Could you write out the records below exactly as they appear?
**** THE RECORDS ****
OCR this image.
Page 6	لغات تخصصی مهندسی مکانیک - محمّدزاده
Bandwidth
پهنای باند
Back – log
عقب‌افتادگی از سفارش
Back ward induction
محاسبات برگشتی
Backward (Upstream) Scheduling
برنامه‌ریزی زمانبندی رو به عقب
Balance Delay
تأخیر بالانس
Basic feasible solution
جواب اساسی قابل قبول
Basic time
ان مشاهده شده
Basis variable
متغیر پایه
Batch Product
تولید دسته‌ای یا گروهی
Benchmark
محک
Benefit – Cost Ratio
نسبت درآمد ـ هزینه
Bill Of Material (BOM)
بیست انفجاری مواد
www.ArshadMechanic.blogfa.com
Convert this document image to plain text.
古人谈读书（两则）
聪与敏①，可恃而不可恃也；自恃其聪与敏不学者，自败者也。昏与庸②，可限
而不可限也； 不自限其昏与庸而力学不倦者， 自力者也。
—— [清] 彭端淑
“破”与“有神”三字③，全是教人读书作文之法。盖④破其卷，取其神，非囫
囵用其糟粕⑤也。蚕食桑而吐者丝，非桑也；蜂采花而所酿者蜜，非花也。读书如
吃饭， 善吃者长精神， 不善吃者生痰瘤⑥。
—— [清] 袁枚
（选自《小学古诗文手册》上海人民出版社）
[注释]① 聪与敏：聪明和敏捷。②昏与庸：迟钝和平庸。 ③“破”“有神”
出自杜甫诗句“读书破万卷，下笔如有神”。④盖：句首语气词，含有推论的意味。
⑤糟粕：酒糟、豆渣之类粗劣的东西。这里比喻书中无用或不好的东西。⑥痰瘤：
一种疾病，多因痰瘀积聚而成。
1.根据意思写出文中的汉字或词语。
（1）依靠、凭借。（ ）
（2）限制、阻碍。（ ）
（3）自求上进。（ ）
****
FINISHED ANSWER:
OCR this image.
Page 6	لغات تخصصی مهندسی مکانیک - محمّدزاده
Bandwidth
پهنای باند
Back – log
عقب‌افتادگی از سفارش
Back ward induction
محاسبات برگشتی
Backward (Upstream) Scheduling
برنامه‌ریزی زمانبندی رو به عقب
Balance Delay
تأخیر بالانس
Basic feasible solution
جواب اساسی قابل قبول
Basic time
ان مشاهده شده
Basis variable
متغیر پایه
Batch Product
تولید دسته‌ای یا گروهی
Benchmark
محک
Benefit – Cost Ratio
نسبت درآمد ـ هزینه
Bill Of Material (BOM)
بیست انفجاری مواد
www.ArshadMechanic.blogfa.com
Convert this document image to plain text.
古人谈读书（两则）
聪与敏①，可恃而不可恃也；自恃其聪与敏不学者，自败者也。昏与庸②，可限
而不可限也； 不自限其昏与庸而力学不倦者， 自力者也。
—— [清] 彭端淑
“破”与“有神”三字③，全是教人读书作文之法。盖④破其卷，取其神，非囫
囵用其糟粕⑤也。蚕食桑而吐者丝，非桑也；蜂采花而所酿者蜜，非花也。读书如
吃饭， 善吃者长精神， 不善吃者生痰瘤⑥。
—— [清] 袁枚
（选自《小学古诗文手册》上海人民出版社）
[注释]① 聪与敏：聪明和敏捷。②昏与庸：迟钝和平庸。 ③“破”“有神”
出自杜甫诗句“读书破万卷，下笔如有神”。④盖：句首语气词，含有推论的意味。
⑤糟粕：酒糟、豆渣之类粗劣的东西。这里比喻书中无用或不好的东西。⑥痰瘤：
一种疾病，多因痰瘀积聚而成。
1.根据意思写出文中的汉字或词语。
（1）依靠、凭借。（ ）
（2）限制、阻碍。（ ）
（3）自求上进。（ ）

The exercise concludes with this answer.